● **WRITTEN TASK**
Print out each record below, unaltered and complete, without its images.

(A block of data)
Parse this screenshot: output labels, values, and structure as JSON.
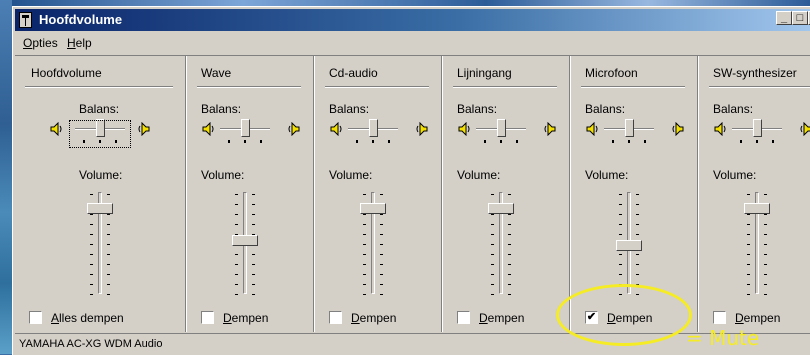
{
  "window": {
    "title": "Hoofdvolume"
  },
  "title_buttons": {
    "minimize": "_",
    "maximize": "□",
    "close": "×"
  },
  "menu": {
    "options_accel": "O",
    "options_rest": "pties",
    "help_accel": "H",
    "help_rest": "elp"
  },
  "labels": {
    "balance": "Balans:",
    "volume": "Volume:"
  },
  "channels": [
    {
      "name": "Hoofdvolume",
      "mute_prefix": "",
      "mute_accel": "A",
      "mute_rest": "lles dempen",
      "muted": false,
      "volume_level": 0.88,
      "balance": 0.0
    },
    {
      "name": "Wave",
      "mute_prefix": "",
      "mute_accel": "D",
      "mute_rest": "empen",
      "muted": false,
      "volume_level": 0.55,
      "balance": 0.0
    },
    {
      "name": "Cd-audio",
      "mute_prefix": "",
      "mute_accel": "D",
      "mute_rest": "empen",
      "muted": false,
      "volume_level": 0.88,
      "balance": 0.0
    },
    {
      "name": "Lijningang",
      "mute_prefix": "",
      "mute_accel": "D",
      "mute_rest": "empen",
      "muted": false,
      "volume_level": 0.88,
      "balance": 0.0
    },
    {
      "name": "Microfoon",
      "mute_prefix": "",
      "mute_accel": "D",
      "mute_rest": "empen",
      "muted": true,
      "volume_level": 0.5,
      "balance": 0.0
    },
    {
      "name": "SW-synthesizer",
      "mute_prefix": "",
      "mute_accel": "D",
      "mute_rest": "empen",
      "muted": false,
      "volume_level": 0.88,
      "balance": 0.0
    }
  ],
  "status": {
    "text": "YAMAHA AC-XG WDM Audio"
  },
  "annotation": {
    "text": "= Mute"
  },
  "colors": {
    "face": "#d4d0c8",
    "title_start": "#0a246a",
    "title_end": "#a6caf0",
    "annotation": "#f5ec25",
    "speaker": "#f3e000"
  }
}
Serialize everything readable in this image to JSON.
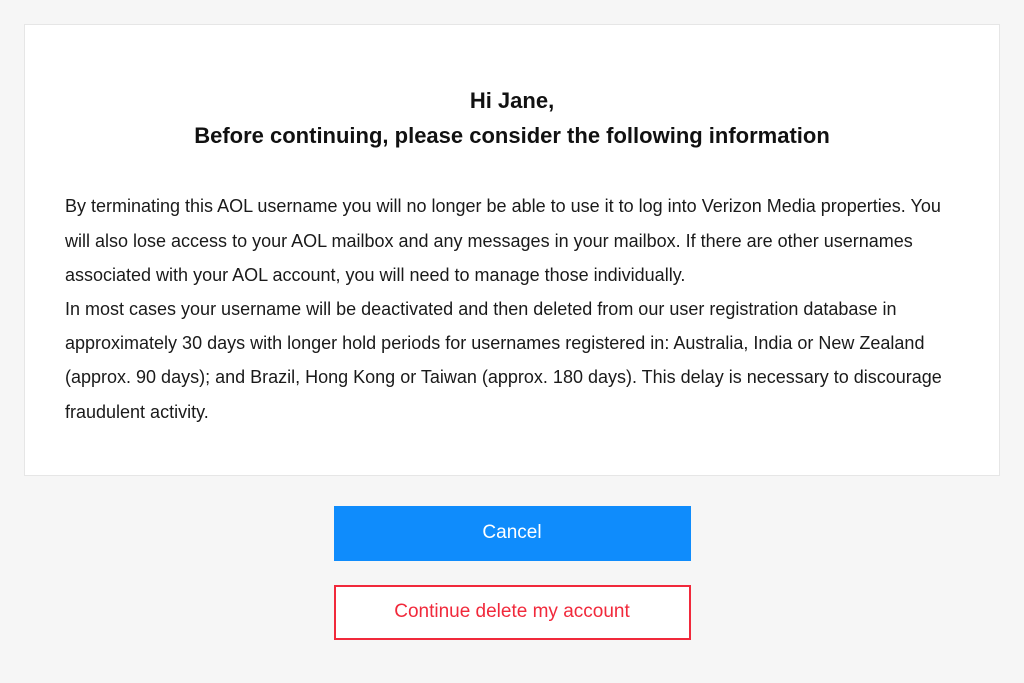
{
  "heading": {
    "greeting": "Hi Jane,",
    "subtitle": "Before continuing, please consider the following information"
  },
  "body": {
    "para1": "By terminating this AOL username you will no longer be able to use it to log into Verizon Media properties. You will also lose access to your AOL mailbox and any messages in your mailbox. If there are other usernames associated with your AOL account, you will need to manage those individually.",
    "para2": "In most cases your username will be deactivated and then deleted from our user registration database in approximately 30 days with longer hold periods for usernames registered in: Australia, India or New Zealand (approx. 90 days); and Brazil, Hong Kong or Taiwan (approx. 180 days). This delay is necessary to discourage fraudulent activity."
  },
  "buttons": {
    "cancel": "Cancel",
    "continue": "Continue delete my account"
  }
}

● **SOLUTION TO THIS TASK**
Parse this screenshot: output labels, values, and structure as JSON.
{
  "window": {
    "title": "Hoofdvolume"
  },
  "title_buttons": {
    "minimize": "_",
    "maximize": "□",
    "close": "×"
  },
  "menu": {
    "options_accel": "O",
    "options_rest": "pties",
    "help_accel": "H",
    "help_rest": "elp"
  },
  "labels": {
    "balance": "Balans:",
    "volume": "Volume:"
  },
  "channels": [
    {
      "name": "Hoofdvolume",
      "mute_prefix": "",
      "mute_accel": "A",
      "mute_rest": "lles dempen",
      "muted": false,
      "volume_level": 0.88,
      "balance": 0.0
    },
    {
      "name": "Wave",
      "mute_prefix": "",
      "mute_accel": "D",
      "mute_rest": "empen",
      "muted": false,
      "volume_level": 0.55,
      "balance": 0.0
    },
    {
      "name": "Cd-audio",
      "mute_prefix": "",
      "mute_accel": "D",
      "mute_rest": "empen",
      "muted": false,
      "volume_level": 0.88,
      "balance": 0.0
    },
    {
      "name": "Lijningang",
      "mute_prefix": "",
      "mute_accel": "D",
      "mute_rest": "empen",
      "muted": false,
      "volume_level": 0.88,
      "balance": 0.0
    },
    {
      "name": "Microfoon",
      "mute_prefix": "",
      "mute_accel": "D",
      "mute_rest": "empen",
      "muted": true,
      "volume_level": 0.5,
      "balance": 0.0
    },
    {
      "name": "SW-synthesizer",
      "mute_prefix": "",
      "mute_accel": "D",
      "mute_rest": "empen",
      "muted": false,
      "volume_level": 0.88,
      "balance": 0.0
    }
  ],
  "status": {
    "text": "YAMAHA AC-XG WDM Audio"
  },
  "annotation": {
    "text": "= Mute"
  },
  "colors": {
    "face": "#d4d0c8",
    "title_start": "#0a246a",
    "title_end": "#a6caf0",
    "annotation": "#f5ec25",
    "speaker": "#f3e000"
  }
}
Serialize everything readable in this image to JSON.
{
  "heading": {
    "greeting": "Hi Jane,",
    "subtitle": "Before continuing, please consider the following information"
  },
  "body": {
    "para1": "By terminating this AOL username you will no longer be able to use it to log into Verizon Media properties. You will also lose access to your AOL mailbox and any messages in your mailbox. If there are other usernames associated with your AOL account, you will need to manage those individually.",
    "para2": "In most cases your username will be deactivated and then deleted from our user registration database in approximately 30 days with longer hold periods for usernames registered in: Australia, India or New Zealand (approx. 90 days); and Brazil, Hong Kong or Taiwan (approx. 180 days). This delay is necessary to discourage fraudulent activity."
  },
  "buttons": {
    "cancel": "Cancel",
    "continue": "Continue delete my account"
  }
}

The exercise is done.